Every entry here needs to be repeated exactly.

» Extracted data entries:
::::
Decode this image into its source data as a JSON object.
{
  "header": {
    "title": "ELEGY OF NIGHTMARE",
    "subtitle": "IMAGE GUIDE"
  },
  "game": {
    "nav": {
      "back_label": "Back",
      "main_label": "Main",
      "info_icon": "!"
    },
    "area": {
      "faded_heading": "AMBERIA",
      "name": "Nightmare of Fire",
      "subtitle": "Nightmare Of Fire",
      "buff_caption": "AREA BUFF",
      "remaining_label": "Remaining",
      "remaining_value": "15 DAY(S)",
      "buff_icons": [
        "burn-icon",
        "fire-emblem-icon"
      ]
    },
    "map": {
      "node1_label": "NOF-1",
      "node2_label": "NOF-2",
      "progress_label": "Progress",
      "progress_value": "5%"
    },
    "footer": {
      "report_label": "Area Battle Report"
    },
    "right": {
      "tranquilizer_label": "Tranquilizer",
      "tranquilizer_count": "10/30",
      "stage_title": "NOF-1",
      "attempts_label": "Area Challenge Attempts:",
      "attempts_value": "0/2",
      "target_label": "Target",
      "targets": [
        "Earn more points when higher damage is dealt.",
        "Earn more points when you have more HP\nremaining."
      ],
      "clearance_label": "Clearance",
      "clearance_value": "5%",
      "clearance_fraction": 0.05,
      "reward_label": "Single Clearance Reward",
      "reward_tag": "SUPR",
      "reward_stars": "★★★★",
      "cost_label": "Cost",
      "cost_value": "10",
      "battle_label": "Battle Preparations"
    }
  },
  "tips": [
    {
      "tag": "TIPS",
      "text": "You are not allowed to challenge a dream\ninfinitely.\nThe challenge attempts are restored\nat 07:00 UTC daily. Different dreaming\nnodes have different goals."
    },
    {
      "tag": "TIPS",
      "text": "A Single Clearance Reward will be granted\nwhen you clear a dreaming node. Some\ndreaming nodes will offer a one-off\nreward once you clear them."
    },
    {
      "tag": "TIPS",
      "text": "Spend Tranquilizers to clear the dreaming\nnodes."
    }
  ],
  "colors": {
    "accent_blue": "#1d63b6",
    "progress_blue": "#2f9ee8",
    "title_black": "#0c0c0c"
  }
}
::::
» WRITTEN ANSWER:
Decode this image into its source data as a JSON object.
{
  "header": {
    "title": "ELEGY OF NIGHTMARE",
    "subtitle": "IMAGE GUIDE"
  },
  "game": {
    "nav": {
      "back_label": "Back",
      "main_label": "Main",
      "info_icon": "!"
    },
    "area": {
      "faded_heading": "AMBERIA",
      "name": "Nightmare of Fire",
      "subtitle": "Nightmare Of Fire",
      "buff_caption": "AREA BUFF",
      "remaining_label": "Remaining",
      "remaining_value": "15 DAY(S)",
      "buff_icons": [
        "burn-icon",
        "fire-emblem-icon"
      ]
    },
    "map": {
      "node1_label": "NOF-1",
      "node2_label": "NOF-2",
      "progress_label": "Progress",
      "progress_value": "5%"
    },
    "footer": {
      "report_label": "Area Battle Report"
    },
    "right": {
      "tranquilizer_label": "Tranquilizer",
      "tranquilizer_count": "10/30",
      "stage_title": "NOF-1",
      "attempts_label": "Area Challenge Attempts:",
      "attempts_value": "0/2",
      "target_label": "Target",
      "targets": [
        "Earn more points when higher damage is dealt.",
        "Earn more points when you have more HP\nremaining."
      ],
      "clearance_label": "Clearance",
      "clearance_value": "5%",
      "clearance_fraction": 0.05,
      "reward_label": "Single Clearance Reward",
      "reward_tag": "SUPR",
      "reward_stars": "★★★★",
      "cost_label": "Cost",
      "cost_value": "10",
      "battle_label": "Battle Preparations"
    }
  },
  "tips": [
    {
      "tag": "TIPS",
      "text": "You are not allowed to challenge a dream\ninfinitely.\nThe challenge attempts are restored\nat 07:00 UTC daily. Different dreaming\nnodes have different goals."
    },
    {
      "tag": "TIPS",
      "text": "A Single Clearance Reward will be granted\nwhen you clear a dreaming node. Some\ndreaming nodes will offer a one-off\nreward once you clear them."
    },
    {
      "tag": "TIPS",
      "text": "Spend Tranquilizers to clear the dreaming\nnodes."
    }
  ],
  "colors": {
    "accent_blue": "#1d63b6",
    "progress_blue": "#2f9ee8",
    "title_black": "#0c0c0c"
  }
}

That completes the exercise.